WORK TO BE COMPLETED: Leave out the pictures and repeat every record exactly.

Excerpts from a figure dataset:
====

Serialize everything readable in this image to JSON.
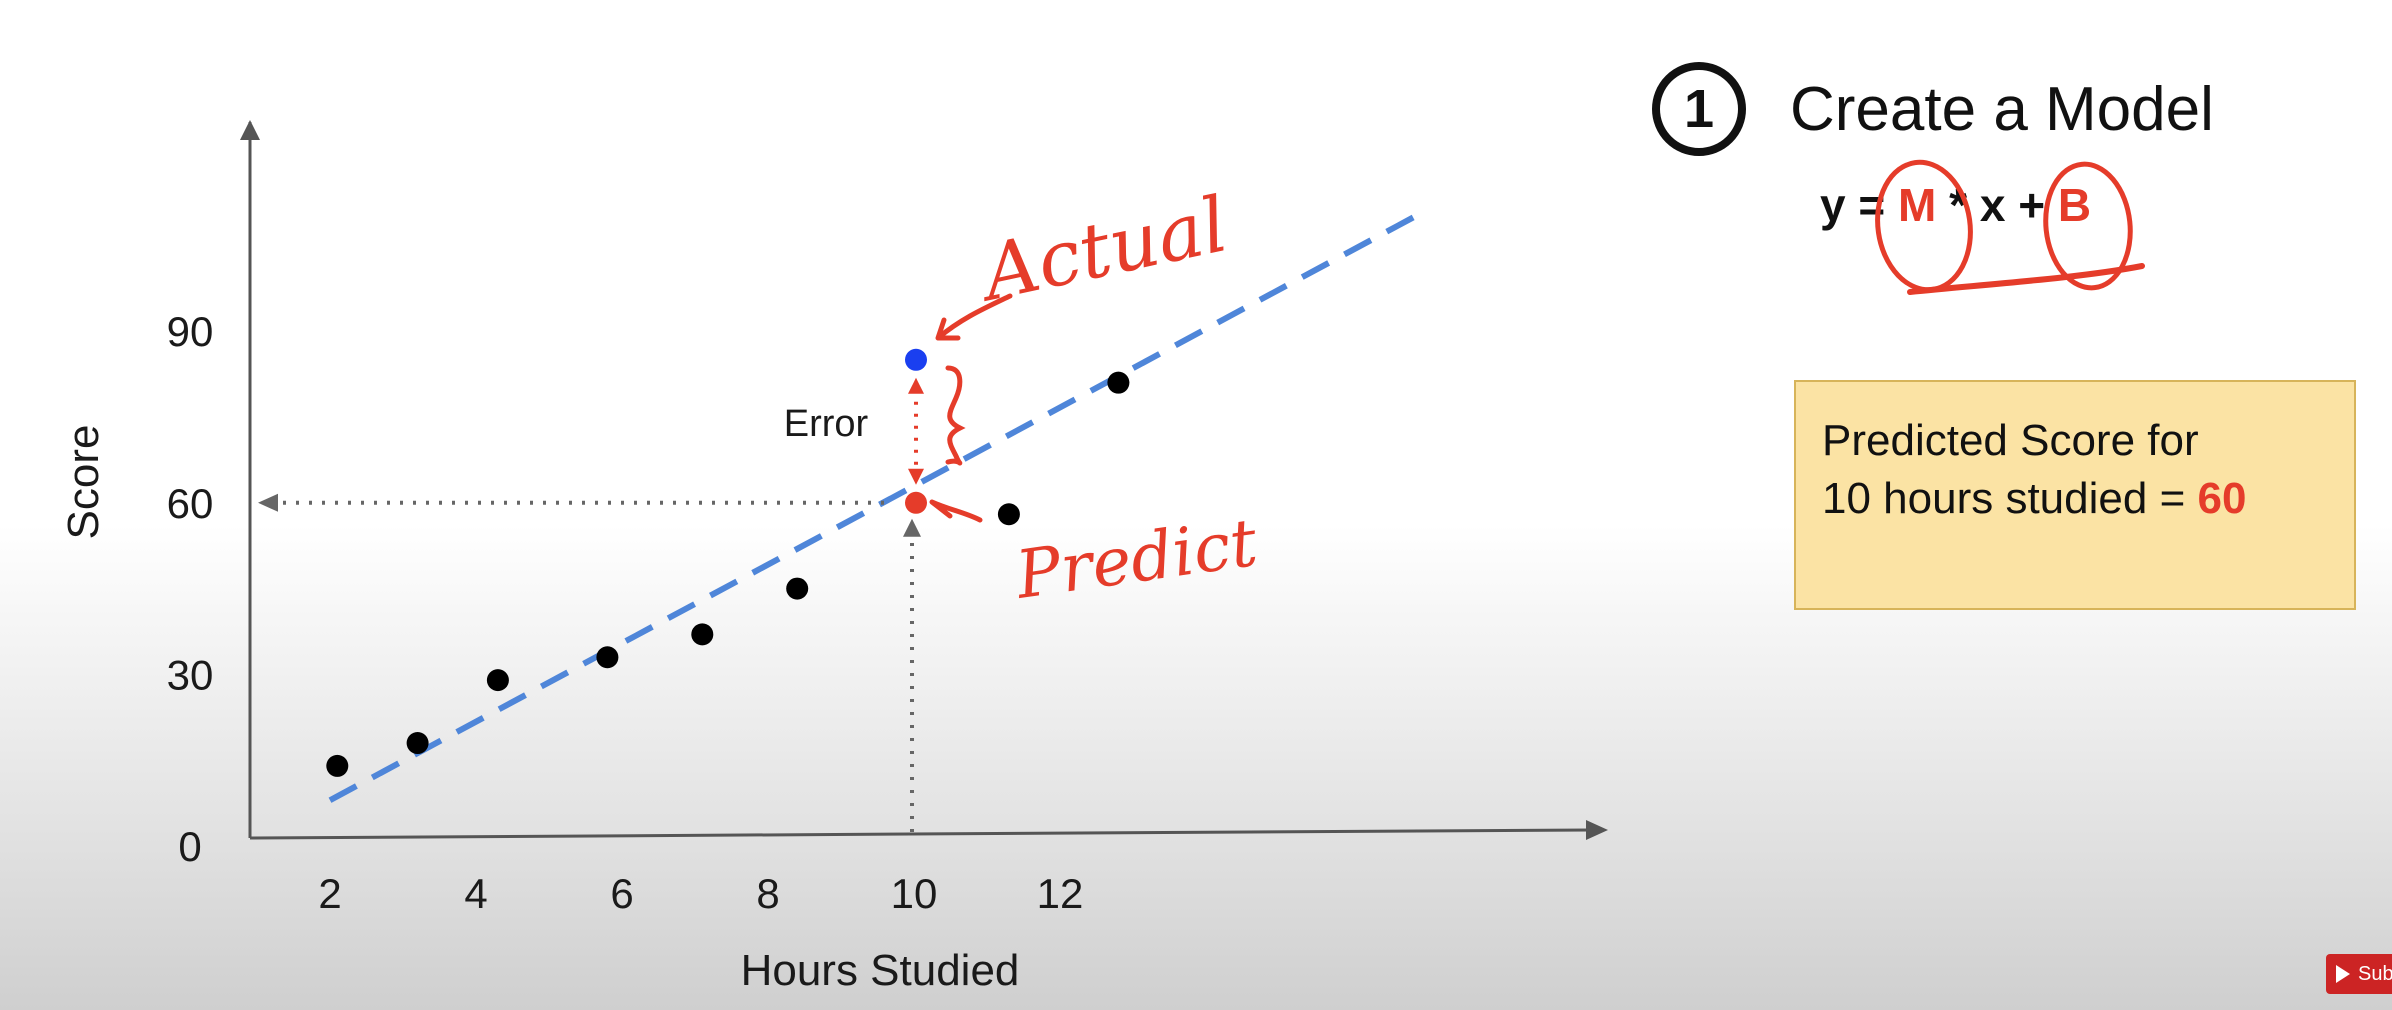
{
  "chart_data": {
    "type": "scatter",
    "xlabel": "Hours Studied",
    "ylabel": "Score",
    "x_ticks": [
      2,
      4,
      6,
      8,
      10,
      12
    ],
    "y_ticks": [
      0,
      30,
      60,
      90
    ],
    "points": [
      {
        "x": 2.1,
        "y": 14
      },
      {
        "x": 3.2,
        "y": 18
      },
      {
        "x": 4.3,
        "y": 29
      },
      {
        "x": 5.8,
        "y": 33
      },
      {
        "x": 7.1,
        "y": 37
      },
      {
        "x": 8.4,
        "y": 45
      },
      {
        "x": 11.3,
        "y": 58
      },
      {
        "x": 12.8,
        "y": 81
      }
    ],
    "actual_point": {
      "x": 10,
      "y": 85
    },
    "predicted_point": {
      "x": 10,
      "y": 60
    },
    "regression_line": {
      "x_start": 2,
      "y_start": 8,
      "x_end": 17,
      "y_end": 111
    },
    "annotations": {
      "error": "Error",
      "actual": "Actual",
      "predict": "Predict"
    },
    "colors": {
      "points": "#000000",
      "actual": "#1a3ff0",
      "predicted": "#e53c2a",
      "line": "#4f86d9",
      "handwriting": "#e53c2a"
    }
  },
  "panel": {
    "step_number": "1",
    "step_title": "Create a Model",
    "formula": {
      "y": "y",
      "equals": "=",
      "m": "M",
      "times": "*",
      "x": "x",
      "plus": "+",
      "b": "B"
    },
    "prediction": {
      "line1": "Predicted Score for",
      "line2": "10 hours studied =",
      "value": "60"
    }
  },
  "player": {
    "subscribe_label": "Subs",
    "subscribe_icon": "play-icon"
  }
}
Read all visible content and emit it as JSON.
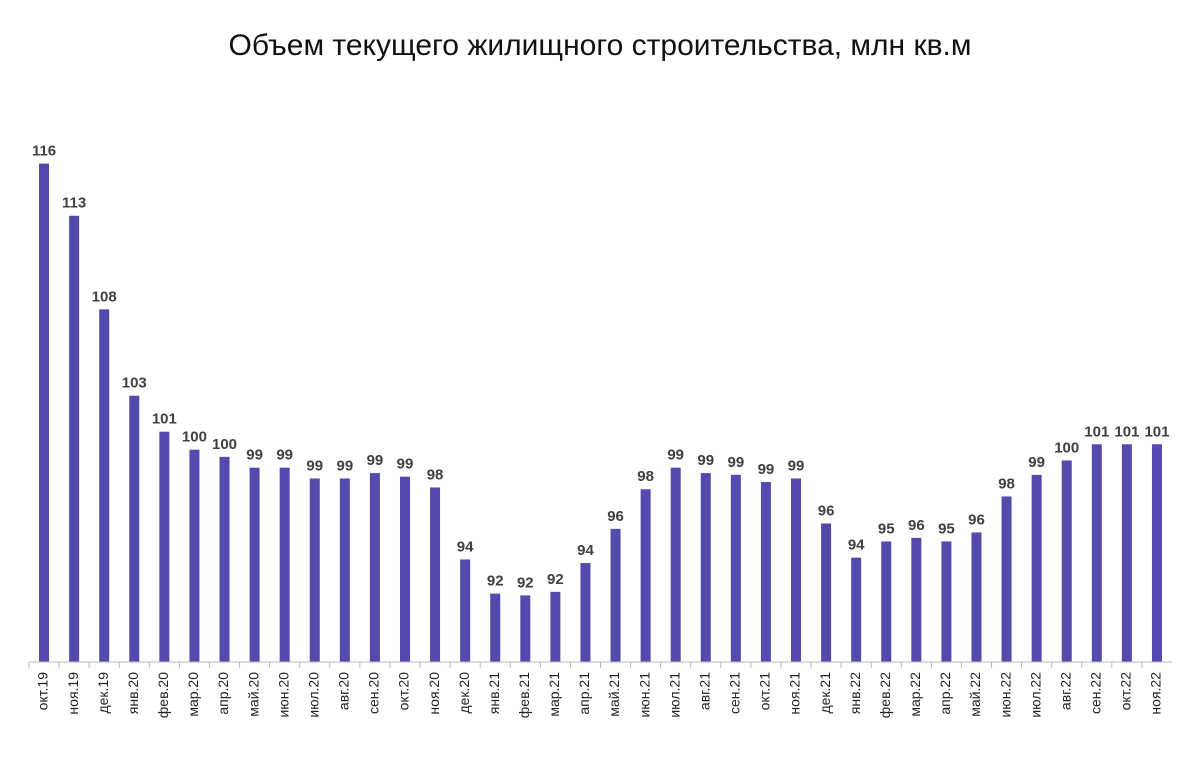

====

ANSWER TO THIS EXERCISE:
Serialize everything readable in this image to JSON.
{
  "chart_data": {
    "type": "scatter",
    "xlabel": "Hours Studied",
    "ylabel": "Score",
    "x_ticks": [
      2,
      4,
      6,
      8,
      10,
      12
    ],
    "y_ticks": [
      0,
      30,
      60,
      90
    ],
    "points": [
      {
        "x": 2.1,
        "y": 14
      },
      {
        "x": 3.2,
        "y": 18
      },
      {
        "x": 4.3,
        "y": 29
      },
      {
        "x": 5.8,
        "y": 33
      },
      {
        "x": 7.1,
        "y": 37
      },
      {
        "x": 8.4,
        "y": 45
      },
      {
        "x": 11.3,
        "y": 58
      },
      {
        "x": 12.8,
        "y": 81
      }
    ],
    "actual_point": {
      "x": 10,
      "y": 85
    },
    "predicted_point": {
      "x": 10,
      "y": 60
    },
    "regression_line": {
      "x_start": 2,
      "y_start": 8,
      "x_end": 17,
      "y_end": 111
    },
    "annotations": {
      "error": "Error",
      "actual": "Actual",
      "predict": "Predict"
    },
    "colors": {
      "points": "#000000",
      "actual": "#1a3ff0",
      "predicted": "#e53c2a",
      "line": "#4f86d9",
      "handwriting": "#e53c2a"
    }
  },
  "panel": {
    "step_number": "1",
    "step_title": "Create a Model",
    "formula": {
      "y": "y",
      "equals": "=",
      "m": "M",
      "times": "*",
      "x": "x",
      "plus": "+",
      "b": "B"
    },
    "prediction": {
      "line1": "Predicted Score for",
      "line2": "10 hours studied =",
      "value": "60"
    }
  },
  "player": {
    "subscribe_label": "Subs",
    "subscribe_icon": "play-icon"
  }
}
Read all visible content and emit it as JSON.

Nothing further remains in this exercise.